◆ SET EXERCISE
Leaving out every picture, quote the data below exactly as it appears.

··· EXTRACTED MATERIAL ···

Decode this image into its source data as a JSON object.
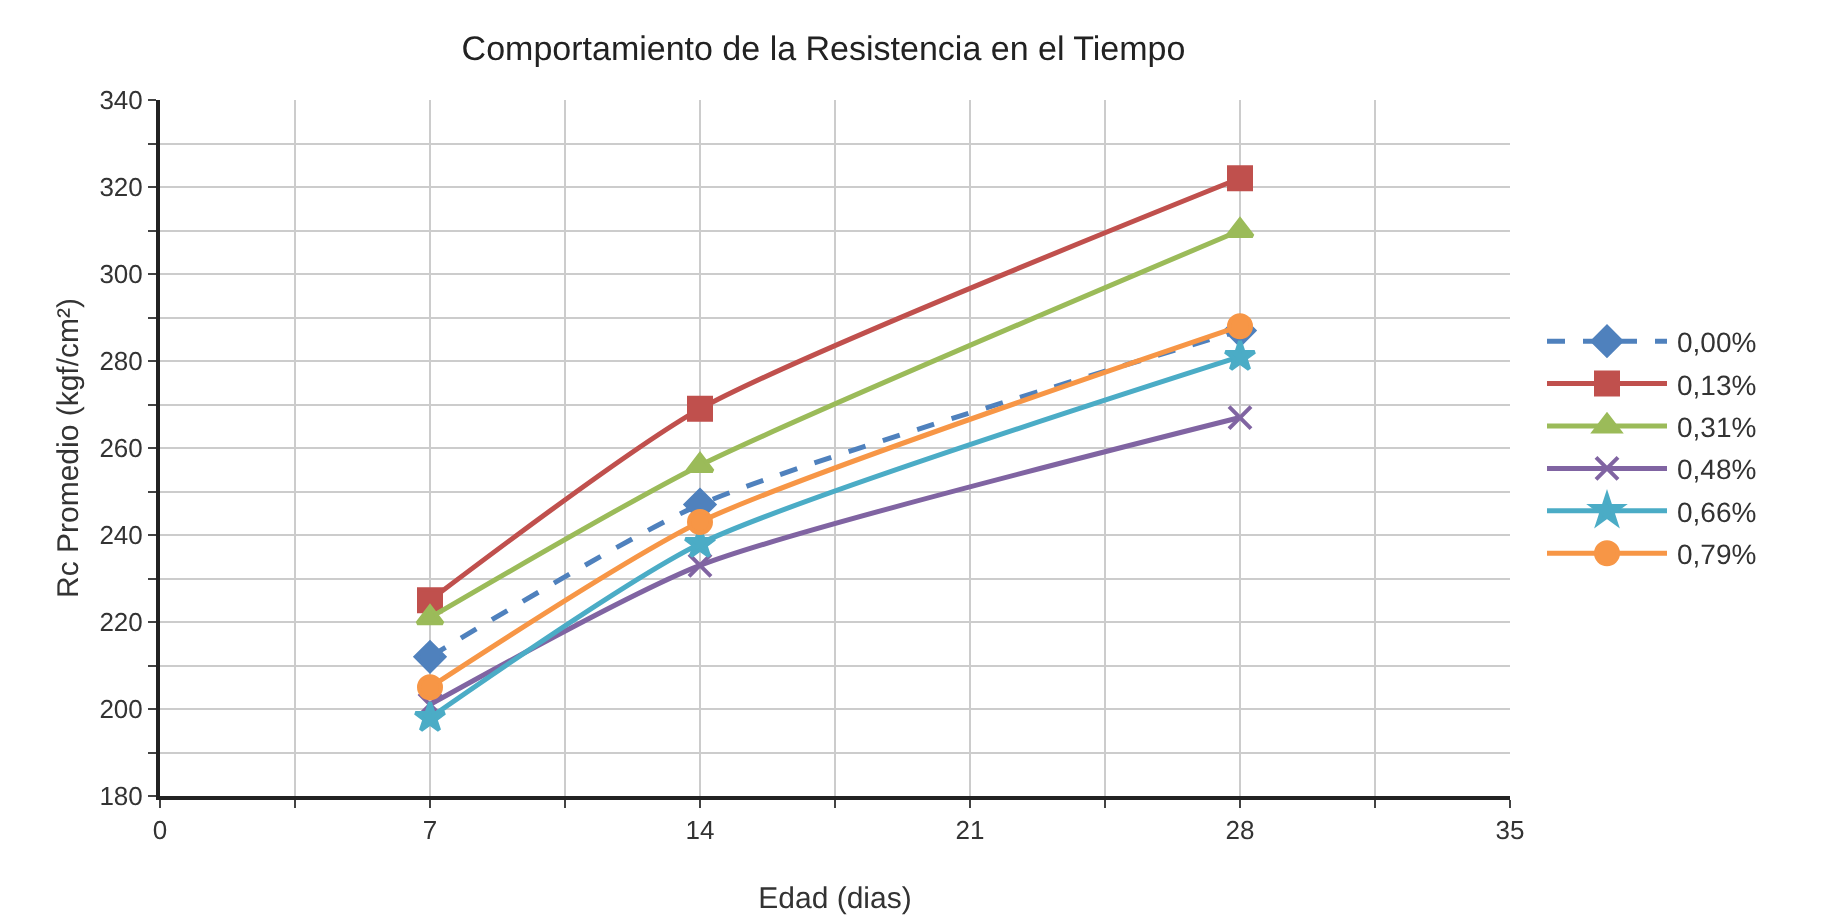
{
  "chart_data": {
    "type": "line",
    "title": "Comportamiento de la Resistencia en el Tiempo",
    "xlabel": "Edad (dias)",
    "ylabel": "Rc Promedio (kgf/cm²)",
    "x": [
      7,
      14,
      28
    ],
    "series": [
      {
        "name": "0,00%",
        "color": "#4f81bd",
        "values": [
          212,
          247,
          287
        ],
        "marker": "diamond",
        "line_style": "dashed"
      },
      {
        "name": "0,13%",
        "color": "#c0504d",
        "values": [
          225,
          269,
          322
        ],
        "marker": "square",
        "line_style": "solid"
      },
      {
        "name": "0,31%",
        "color": "#9bbb59",
        "values": [
          221,
          256,
          310
        ],
        "marker": "triangle",
        "line_style": "solid"
      },
      {
        "name": "0,48%",
        "color": "#8064a2",
        "values": [
          201,
          233,
          267
        ],
        "marker": "cross",
        "line_style": "solid"
      },
      {
        "name": "0,66%",
        "color": "#4bacc6",
        "values": [
          198,
          238,
          281
        ],
        "marker": "star",
        "line_style": "solid"
      },
      {
        "name": "0,79%",
        "color": "#f79646",
        "values": [
          205,
          243,
          288
        ],
        "marker": "circle",
        "line_style": "solid"
      }
    ],
    "xlim": [
      0,
      35
    ],
    "xticks": [
      0,
      {
        "value": 3.5,
        "label": null
      },
      7,
      {
        "value": 10.5,
        "label": null
      },
      14,
      {
        "value": 17.5,
        "label": null
      },
      21,
      {
        "value": 24.5,
        "label": null
      },
      28,
      {
        "value": 31.5,
        "label": null
      },
      35
    ],
    "ylim": [
      180,
      340
    ],
    "yticks": [
      180,
      {
        "value": 190,
        "label": null
      },
      200,
      {
        "value": 210,
        "label": null
      },
      220,
      {
        "value": 230,
        "label": null
      },
      240,
      {
        "value": 250,
        "label": null
      },
      260,
      {
        "value": 270,
        "label": null
      },
      280,
      {
        "value": 290,
        "label": null
      },
      300,
      {
        "value": 310,
        "label": null
      },
      320,
      {
        "value": 330,
        "label": null
      },
      340
    ],
    "grid": true,
    "legend": "right"
  }
}
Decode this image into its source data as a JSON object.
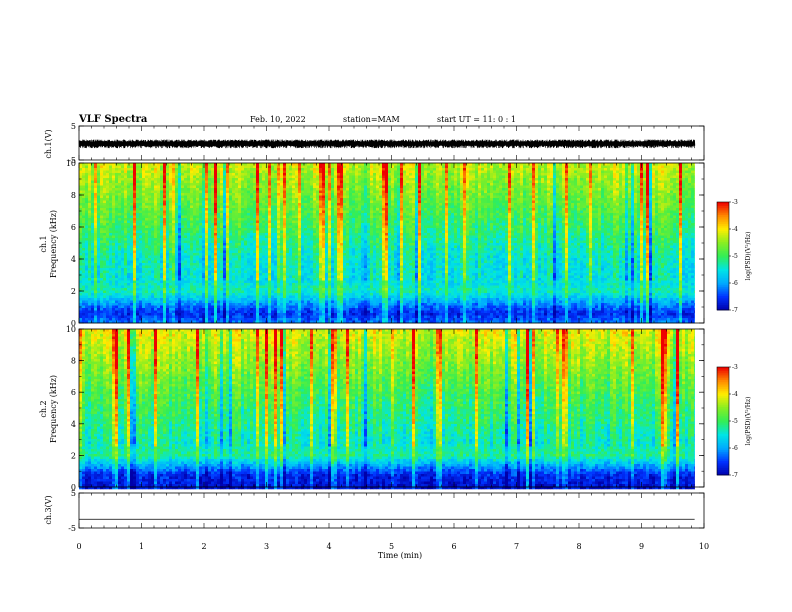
{
  "header": {
    "title": "VLF Spectra",
    "date": "Feb. 10, 2022",
    "station": "station=MAM",
    "start": "start  UT =   11: 0  : 1"
  },
  "chart_data": [
    {
      "type": "line",
      "panel": "ch1_waveform",
      "ylabel": "ch.1(V)",
      "ylim": [
        -5,
        5
      ],
      "yticks": [
        "5",
        "-5"
      ],
      "xlim": [
        0,
        10
      ],
      "data_end_min": 9.85,
      "amplitude_range_V": [
        -1.5,
        1.0
      ],
      "color": "#000000"
    },
    {
      "type": "heatmap",
      "panel": "ch1_spectrogram",
      "ylabel_top": "ch.1",
      "ylabel": "Frequency (kHz)",
      "ylim": [
        0,
        10
      ],
      "yticks": [
        "0",
        "2",
        "4",
        "6",
        "8",
        "10"
      ],
      "xlim": [
        0,
        10
      ],
      "colorbar": {
        "label": "log(PSD)(V²/Hz)",
        "range": [
          -7,
          -3
        ],
        "ticks": [
          "-3",
          "-4",
          "-5",
          "-6",
          "-7"
        ]
      },
      "profile": [
        {
          "f_khz": 0.0,
          "log_psd": -6.2
        },
        {
          "f_khz": 0.6,
          "log_psd": -6.6
        },
        {
          "f_khz": 1.4,
          "log_psd": -5.9
        },
        {
          "f_khz": 2.0,
          "log_psd": -5.3
        },
        {
          "f_khz": 2.6,
          "log_psd": -5.5
        },
        {
          "f_khz": 4.0,
          "log_psd": -5.4
        },
        {
          "f_khz": 6.0,
          "log_psd": -5.0
        },
        {
          "f_khz": 8.0,
          "log_psd": -4.6
        },
        {
          "f_khz": 10.0,
          "log_psd": -4.2
        }
      ]
    },
    {
      "type": "heatmap",
      "panel": "ch2_spectrogram",
      "ylabel_top": "ch.2",
      "ylabel": "Frequency (kHz)",
      "ylim": [
        0,
        10
      ],
      "yticks": [
        "0",
        "2",
        "4",
        "6",
        "8",
        "10"
      ],
      "xlim": [
        0,
        10
      ],
      "colorbar": {
        "label": "log(PSD)(V²/Hz)",
        "range": [
          -7,
          -3
        ],
        "ticks": [
          "-3",
          "-4",
          "-5",
          "-6",
          "-7"
        ]
      },
      "profile": [
        {
          "f_khz": 0.0,
          "log_psd": -6.8
        },
        {
          "f_khz": 0.8,
          "log_psd": -6.6
        },
        {
          "f_khz": 1.5,
          "log_psd": -5.8
        },
        {
          "f_khz": 2.0,
          "log_psd": -5.2
        },
        {
          "f_khz": 2.8,
          "log_psd": -5.4
        },
        {
          "f_khz": 4.0,
          "log_psd": -5.2
        },
        {
          "f_khz": 6.0,
          "log_psd": -4.9
        },
        {
          "f_khz": 8.0,
          "log_psd": -4.5
        },
        {
          "f_khz": 10.0,
          "log_psd": -4.1
        }
      ]
    },
    {
      "type": "line",
      "panel": "ch3_waveform",
      "ylabel": "ch.3(V)",
      "ylim": [
        -5,
        5
      ],
      "yticks": [
        "5",
        "-5"
      ],
      "xlim": [
        0,
        10
      ],
      "data_end_min": 9.85,
      "value_V": -2.5,
      "color": "#000000"
    }
  ],
  "xaxis": {
    "label": "Time (min)",
    "ticks": [
      "0",
      "1",
      "2",
      "3",
      "4",
      "5",
      "6",
      "7",
      "8",
      "9",
      "10"
    ]
  },
  "colors": {
    "colormap": [
      "#0000aa",
      "#0033ff",
      "#00aaff",
      "#00e5e5",
      "#33ee55",
      "#88ee22",
      "#ffee00",
      "#ff8800",
      "#ee0000"
    ]
  }
}
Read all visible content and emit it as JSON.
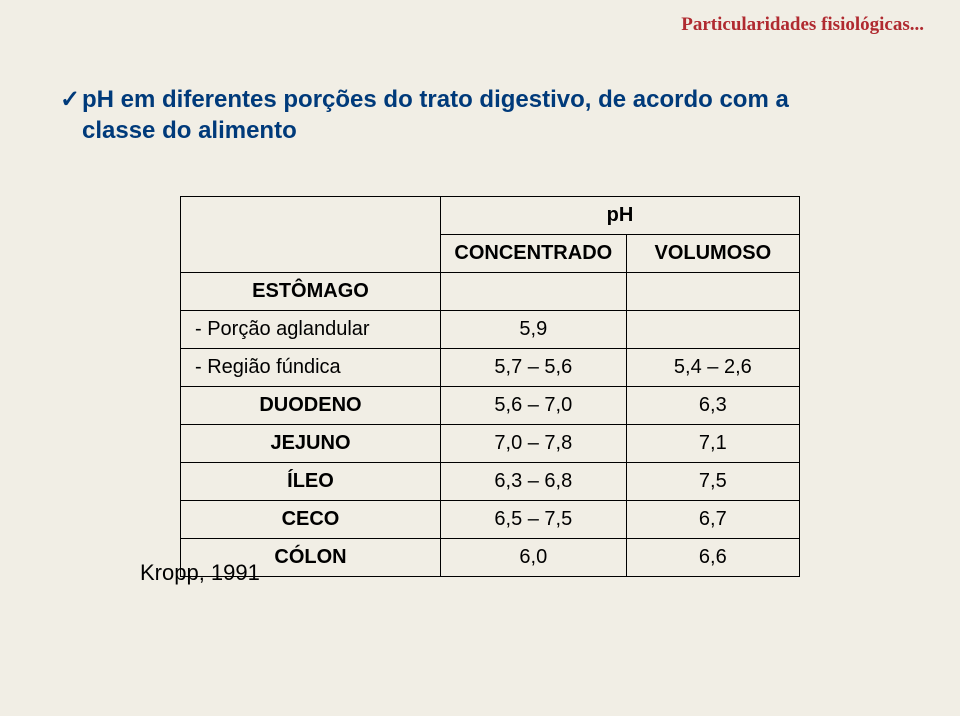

···

◆ ANSWER TO THE PROBLEM
Decode this image into its source data as a JSON object.
{
  "chart_data": {
    "type": "line",
    "title": "Comportamiento de la Resistencia en el Tiempo",
    "xlabel": "Edad (dias)",
    "ylabel": "Rc Promedio (kgf/cm²)",
    "x": [
      7,
      14,
      28
    ],
    "series": [
      {
        "name": "0,00%",
        "color": "#4f81bd",
        "values": [
          212,
          247,
          287
        ],
        "marker": "diamond",
        "line_style": "dashed"
      },
      {
        "name": "0,13%",
        "color": "#c0504d",
        "values": [
          225,
          269,
          322
        ],
        "marker": "square",
        "line_style": "solid"
      },
      {
        "name": "0,31%",
        "color": "#9bbb59",
        "values": [
          221,
          256,
          310
        ],
        "marker": "triangle",
        "line_style": "solid"
      },
      {
        "name": "0,48%",
        "color": "#8064a2",
        "values": [
          201,
          233,
          267
        ],
        "marker": "cross",
        "line_style": "solid"
      },
      {
        "name": "0,66%",
        "color": "#4bacc6",
        "values": [
          198,
          238,
          281
        ],
        "marker": "star",
        "line_style": "solid"
      },
      {
        "name": "0,79%",
        "color": "#f79646",
        "values": [
          205,
          243,
          288
        ],
        "marker": "circle",
        "line_style": "solid"
      }
    ],
    "xlim": [
      0,
      35
    ],
    "xticks": [
      0,
      {
        "value": 3.5,
        "label": null
      },
      7,
      {
        "value": 10.5,
        "label": null
      },
      14,
      {
        "value": 17.5,
        "label": null
      },
      21,
      {
        "value": 24.5,
        "label": null
      },
      28,
      {
        "value": 31.5,
        "label": null
      },
      35
    ],
    "ylim": [
      180,
      340
    ],
    "yticks": [
      180,
      {
        "value": 190,
        "label": null
      },
      200,
      {
        "value": 210,
        "label": null
      },
      220,
      {
        "value": 230,
        "label": null
      },
      240,
      {
        "value": 250,
        "label": null
      },
      260,
      {
        "value": 270,
        "label": null
      },
      280,
      {
        "value": 290,
        "label": null
      },
      300,
      {
        "value": 310,
        "label": null
      },
      320,
      {
        "value": 330,
        "label": null
      },
      340
    ],
    "grid": true,
    "legend": "right"
  }
}
Decode this image into its source data as a JSON object.
{
  "header": {
    "title": "VLF Spectra",
    "date": "Feb. 10, 2022",
    "station": "station=MAM",
    "start": "start  UT =   11: 0  : 1"
  },
  "chart_data": [
    {
      "type": "line",
      "panel": "ch1_waveform",
      "ylabel": "ch.1(V)",
      "ylim": [
        -5,
        5
      ],
      "yticks": [
        "5",
        "-5"
      ],
      "xlim": [
        0,
        10
      ],
      "data_end_min": 9.85,
      "amplitude_range_V": [
        -1.5,
        1.0
      ],
      "color": "#000000"
    },
    {
      "type": "heatmap",
      "panel": "ch1_spectrogram",
      "ylabel_top": "ch.1",
      "ylabel": "Frequency (kHz)",
      "ylim": [
        0,
        10
      ],
      "yticks": [
        "0",
        "2",
        "4",
        "6",
        "8",
        "10"
      ],
      "xlim": [
        0,
        10
      ],
      "colorbar": {
        "label": "log(PSD)(V²/Hz)",
        "range": [
          -7,
          -3
        ],
        "ticks": [
          "-3",
          "-4",
          "-5",
          "-6",
          "-7"
        ]
      },
      "profile": [
        {
          "f_khz": 0.0,
          "log_psd": -6.2
        },
        {
          "f_khz": 0.6,
          "log_psd": -6.6
        },
        {
          "f_khz": 1.4,
          "log_psd": -5.9
        },
        {
          "f_khz": 2.0,
          "log_psd": -5.3
        },
        {
          "f_khz": 2.6,
          "log_psd": -5.5
        },
        {
          "f_khz": 4.0,
          "log_psd": -5.4
        },
        {
          "f_khz": 6.0,
          "log_psd": -5.0
        },
        {
          "f_khz": 8.0,
          "log_psd": -4.6
        },
        {
          "f_khz": 10.0,
          "log_psd": -4.2
        }
      ]
    },
    {
      "type": "heatmap",
      "panel": "ch2_spectrogram",
      "ylabel_top": "ch.2",
      "ylabel": "Frequency (kHz)",
      "ylim": [
        0,
        10
      ],
      "yticks": [
        "0",
        "2",
        "4",
        "6",
        "8",
        "10"
      ],
      "xlim": [
        0,
        10
      ],
      "colorbar": {
        "label": "log(PSD)(V²/Hz)",
        "range": [
          -7,
          -3
        ],
        "ticks": [
          "-3",
          "-4",
          "-5",
          "-6",
          "-7"
        ]
      },
      "profile": [
        {
          "f_khz": 0.0,
          "log_psd": -6.8
        },
        {
          "f_khz": 0.8,
          "log_psd": -6.6
        },
        {
          "f_khz": 1.5,
          "log_psd": -5.8
        },
        {
          "f_khz": 2.0,
          "log_psd": -5.2
        },
        {
          "f_khz": 2.8,
          "log_psd": -5.4
        },
        {
          "f_khz": 4.0,
          "log_psd": -5.2
        },
        {
          "f_khz": 6.0,
          "log_psd": -4.9
        },
        {
          "f_khz": 8.0,
          "log_psd": -4.5
        },
        {
          "f_khz": 10.0,
          "log_psd": -4.1
        }
      ]
    },
    {
      "type": "line",
      "panel": "ch3_waveform",
      "ylabel": "ch.3(V)",
      "ylim": [
        -5,
        5
      ],
      "yticks": [
        "5",
        "-5"
      ],
      "xlim": [
        0,
        10
      ],
      "data_end_min": 9.85,
      "value_V": -2.5,
      "color": "#000000"
    }
  ],
  "xaxis": {
    "label": "Time (min)",
    "ticks": [
      "0",
      "1",
      "2",
      "3",
      "4",
      "5",
      "6",
      "7",
      "8",
      "9",
      "10"
    ]
  },
  "colors": {
    "colormap": [
      "#0000aa",
      "#0033ff",
      "#00aaff",
      "#00e5e5",
      "#33ee55",
      "#88ee22",
      "#ffee00",
      "#ff8800",
      "#ee0000"
    ]
  }
}
Read all visible content and emit it as JSON.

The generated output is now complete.